§ GIVEN RECORDS:
***
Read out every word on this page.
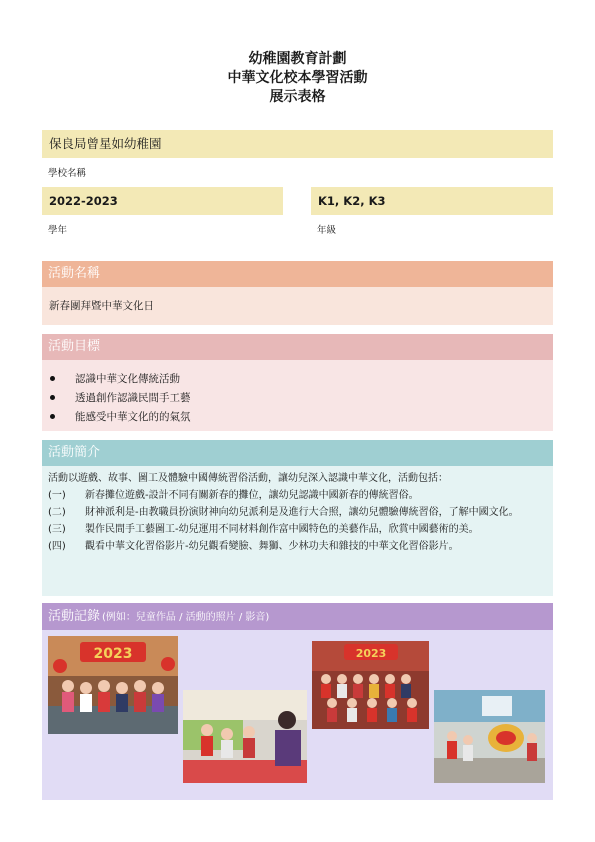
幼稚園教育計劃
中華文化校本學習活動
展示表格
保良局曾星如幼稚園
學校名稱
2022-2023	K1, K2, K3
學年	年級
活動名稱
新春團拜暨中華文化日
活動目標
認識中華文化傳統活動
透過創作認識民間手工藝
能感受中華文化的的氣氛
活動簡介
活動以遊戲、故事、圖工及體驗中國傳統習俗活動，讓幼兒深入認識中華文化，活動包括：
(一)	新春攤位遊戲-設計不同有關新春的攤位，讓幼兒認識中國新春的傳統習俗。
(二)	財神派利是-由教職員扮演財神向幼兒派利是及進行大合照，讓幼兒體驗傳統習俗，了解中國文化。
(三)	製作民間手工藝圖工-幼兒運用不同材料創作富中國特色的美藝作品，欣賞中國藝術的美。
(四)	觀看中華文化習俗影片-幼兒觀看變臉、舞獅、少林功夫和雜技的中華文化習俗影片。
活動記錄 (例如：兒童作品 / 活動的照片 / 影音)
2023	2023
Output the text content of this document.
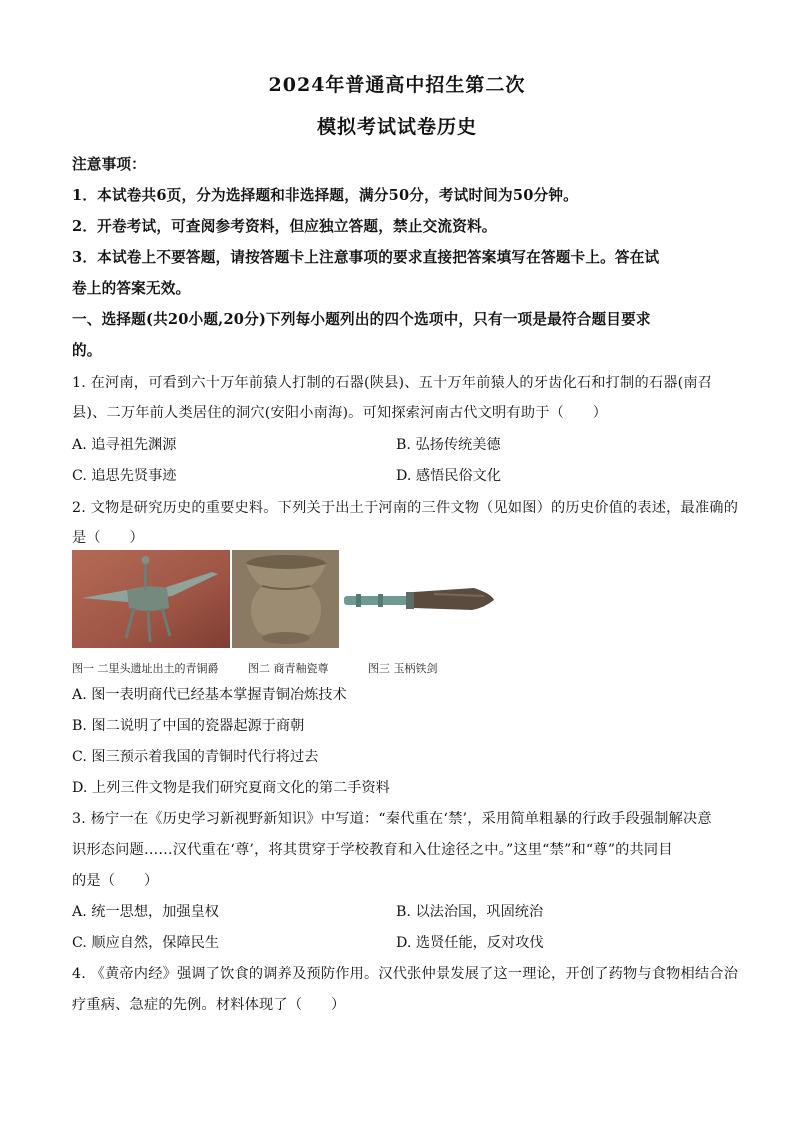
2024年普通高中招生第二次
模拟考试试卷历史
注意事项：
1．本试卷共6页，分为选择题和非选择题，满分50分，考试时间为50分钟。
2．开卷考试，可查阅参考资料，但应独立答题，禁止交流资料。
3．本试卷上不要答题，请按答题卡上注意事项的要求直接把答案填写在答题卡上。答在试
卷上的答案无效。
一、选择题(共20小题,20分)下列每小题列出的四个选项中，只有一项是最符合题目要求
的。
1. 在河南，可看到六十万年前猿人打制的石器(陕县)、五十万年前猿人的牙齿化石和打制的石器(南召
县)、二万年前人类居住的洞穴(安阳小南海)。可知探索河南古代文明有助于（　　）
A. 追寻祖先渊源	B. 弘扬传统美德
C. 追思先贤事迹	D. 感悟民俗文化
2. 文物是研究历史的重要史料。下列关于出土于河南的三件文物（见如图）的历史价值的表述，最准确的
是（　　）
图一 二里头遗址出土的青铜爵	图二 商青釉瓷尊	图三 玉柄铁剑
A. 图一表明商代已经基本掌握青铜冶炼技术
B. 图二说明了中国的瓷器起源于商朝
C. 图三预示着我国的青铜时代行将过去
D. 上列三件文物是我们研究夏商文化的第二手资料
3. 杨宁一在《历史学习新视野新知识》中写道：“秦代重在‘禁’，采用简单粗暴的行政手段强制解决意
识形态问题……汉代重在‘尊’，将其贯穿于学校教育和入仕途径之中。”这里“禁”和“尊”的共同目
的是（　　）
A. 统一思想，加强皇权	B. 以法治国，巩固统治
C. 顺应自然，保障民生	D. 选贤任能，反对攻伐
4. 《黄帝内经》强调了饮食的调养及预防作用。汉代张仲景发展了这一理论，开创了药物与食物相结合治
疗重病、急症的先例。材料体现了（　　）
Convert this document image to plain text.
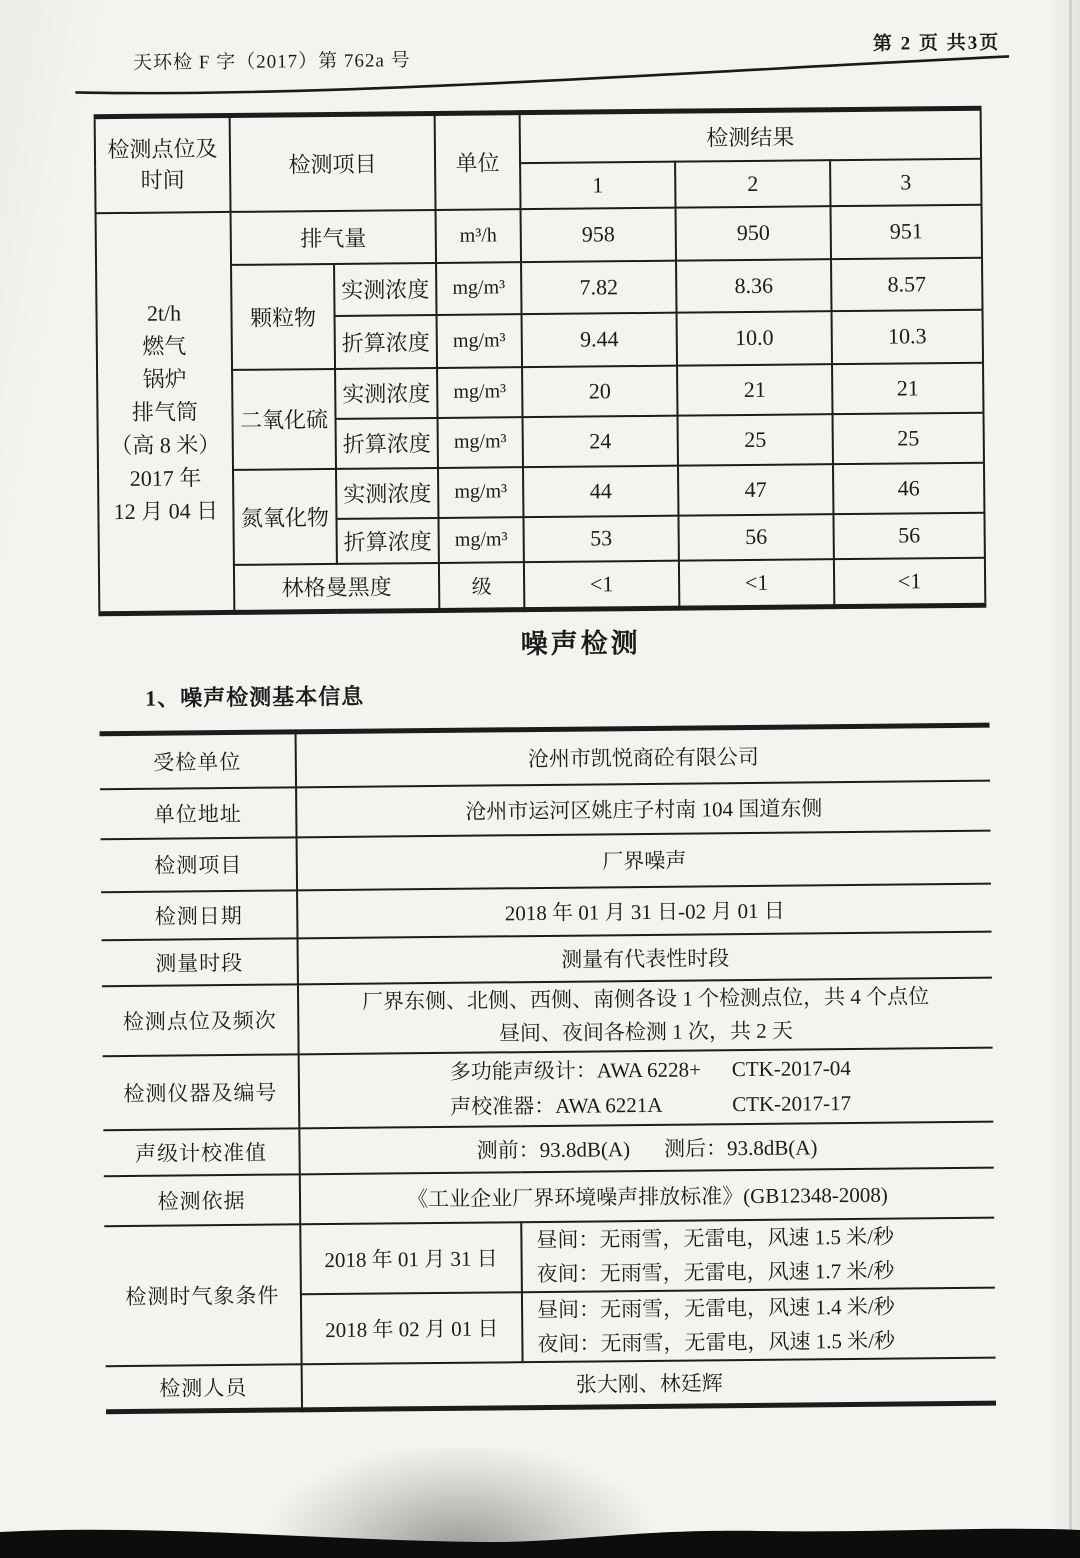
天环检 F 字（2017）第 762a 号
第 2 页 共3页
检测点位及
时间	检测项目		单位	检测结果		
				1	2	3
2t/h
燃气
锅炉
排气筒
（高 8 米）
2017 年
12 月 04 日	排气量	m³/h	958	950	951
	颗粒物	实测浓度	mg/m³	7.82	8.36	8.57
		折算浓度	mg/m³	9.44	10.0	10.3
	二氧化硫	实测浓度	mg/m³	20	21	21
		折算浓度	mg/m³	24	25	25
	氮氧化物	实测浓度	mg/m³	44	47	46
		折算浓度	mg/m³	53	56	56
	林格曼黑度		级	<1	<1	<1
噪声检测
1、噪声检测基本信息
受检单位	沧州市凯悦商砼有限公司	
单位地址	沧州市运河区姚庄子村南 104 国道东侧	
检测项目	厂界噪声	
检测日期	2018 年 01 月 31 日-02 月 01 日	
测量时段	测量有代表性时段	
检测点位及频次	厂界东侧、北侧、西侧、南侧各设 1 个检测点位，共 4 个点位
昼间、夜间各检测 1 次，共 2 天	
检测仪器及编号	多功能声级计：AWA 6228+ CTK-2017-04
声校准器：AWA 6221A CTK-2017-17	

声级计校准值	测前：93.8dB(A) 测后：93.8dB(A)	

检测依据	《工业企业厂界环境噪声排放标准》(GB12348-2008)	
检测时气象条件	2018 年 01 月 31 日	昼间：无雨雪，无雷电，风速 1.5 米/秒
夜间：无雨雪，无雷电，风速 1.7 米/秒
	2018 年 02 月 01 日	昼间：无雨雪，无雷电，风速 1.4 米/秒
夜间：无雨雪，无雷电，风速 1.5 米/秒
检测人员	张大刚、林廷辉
***
§ OBJECTIVE:
Every entry above needs to be retyped exactly; drop the pictures.

§ FINISHED TASK:
Read out every word on this page.
幼稚園教育計劃
中華文化校本學習活動
展示表格
保良局曾星如幼稚園
學校名稱
2022-2023	K1, K2, K3
學年	年級
活動名稱
新春團拜暨中華文化日
活動目標
認識中華文化傳統活動
透過創作認識民間手工藝
能感受中華文化的的氣氛
活動簡介
活動以遊戲、故事、圖工及體驗中國傳統習俗活動，讓幼兒深入認識中華文化，活動包括：
(一)	新春攤位遊戲-設計不同有關新春的攤位，讓幼兒認識中國新春的傳統習俗。
(二)	財神派利是-由教職員扮演財神向幼兒派利是及進行大合照，讓幼兒體驗傳統習俗，了解中國文化。
(三)	製作民間手工藝圖工-幼兒運用不同材料創作富中國特色的美藝作品，欣賞中國藝術的美。
(四)	觀看中華文化習俗影片-幼兒觀看變臉、舞獅、少林功夫和雜技的中華文化習俗影片。
活動記錄 (例如：兒童作品 / 活動的照片 / 影音)
2023	2023
Output the text content of this document.
2024年普通高中招生第二次
模拟考试试卷历史
注意事项：
1．本试卷共6页，分为选择题和非选择题，满分50分，考试时间为50分钟。
2．开卷考试，可查阅参考资料，但应独立答题，禁止交流资料。
3．本试卷上不要答题，请按答题卡上注意事项的要求直接把答案填写在答题卡上。答在试
卷上的答案无效。
一、选择题(共20小题,20分)下列每小题列出的四个选项中，只有一项是最符合题目要求
的。
1. 在河南，可看到六十万年前猿人打制的石器(陕县)、五十万年前猿人的牙齿化石和打制的石器(南召
县)、二万年前人类居住的洞穴(安阳小南海)。可知探索河南古代文明有助于（　　）
A. 追寻祖先渊源	B. 弘扬传统美德
C. 追思先贤事迹	D. 感悟民俗文化
2. 文物是研究历史的重要史料。下列关于出土于河南的三件文物（见如图）的历史价值的表述，最准确的
是（　　）
图一 二里头遗址出土的青铜爵	图二 商青釉瓷尊	图三 玉柄铁剑
A. 图一表明商代已经基本掌握青铜冶炼技术
B. 图二说明了中国的瓷器起源于商朝
C. 图三预示着我国的青铜时代行将过去
D. 上列三件文物是我们研究夏商文化的第二手资料
3. 杨宁一在《历史学习新视野新知识》中写道：“秦代重在‘禁’，采用简单粗暴的行政手段强制解决意
识形态问题……汉代重在‘尊’，将其贯穿于学校教育和入仕途径之中。”这里“禁”和“尊”的共同目
的是（　　）
A. 统一思想，加强皇权	B. 以法治国，巩固统治
C. 顺应自然，保障民生	D. 选贤任能，反对攻伐
4. 《黄帝内经》强调了饮食的调养及预防作用。汉代张仲景发展了这一理论，开创了药物与食物相结合治
疗重病、急症的先例。材料体现了（　　）
Convert this document image to plain text.
天环检 F 字（2017）第 762a 号
第 2 页 共3页
检测点位及
时间	检测项目		单位	检测结果		
				1	2	3
2t/h
燃气
锅炉
排气筒
（高 8 米）
2017 年
12 月 04 日	排气量	m³/h	958	950	951
	颗粒物	实测浓度	mg/m³	7.82	8.36	8.57
		折算浓度	mg/m³	9.44	10.0	10.3
	二氧化硫	实测浓度	mg/m³	20	21	21
		折算浓度	mg/m³	24	25	25
	氮氧化物	实测浓度	mg/m³	44	47	46
		折算浓度	mg/m³	53	56	56
	林格曼黑度		级	<1	<1	<1
噪声检测
1、噪声检测基本信息
受检单位	沧州市凯悦商砼有限公司	
单位地址	沧州市运河区姚庄子村南 104 国道东侧	
检测项目	厂界噪声	
检测日期	2018 年 01 月 31 日-02 月 01 日	
测量时段	测量有代表性时段	
检测点位及频次	厂界东侧、北侧、西侧、南侧各设 1 个检测点位，共 4 个点位
昼间、夜间各检测 1 次，共 2 天	
检测仪器及编号	多功能声级计：AWA 6228+ CTK-2017-04
声校准器：AWA 6221A CTK-2017-17	

声级计校准值	测前：93.8dB(A) 测后：93.8dB(A)	

检测依据	《工业企业厂界环境噪声排放标准》(GB12348-2008)	
检测时气象条件	2018 年 01 月 31 日	昼间：无雨雪，无雷电，风速 1.5 米/秒
夜间：无雨雪，无雷电，风速 1.7 米/秒
	2018 年 02 月 01 日	昼间：无雨雪，无雷电，风速 1.4 米/秒
夜间：无雨雪，无雷电，风速 1.5 米/秒
检测人员	张大刚、林廷辉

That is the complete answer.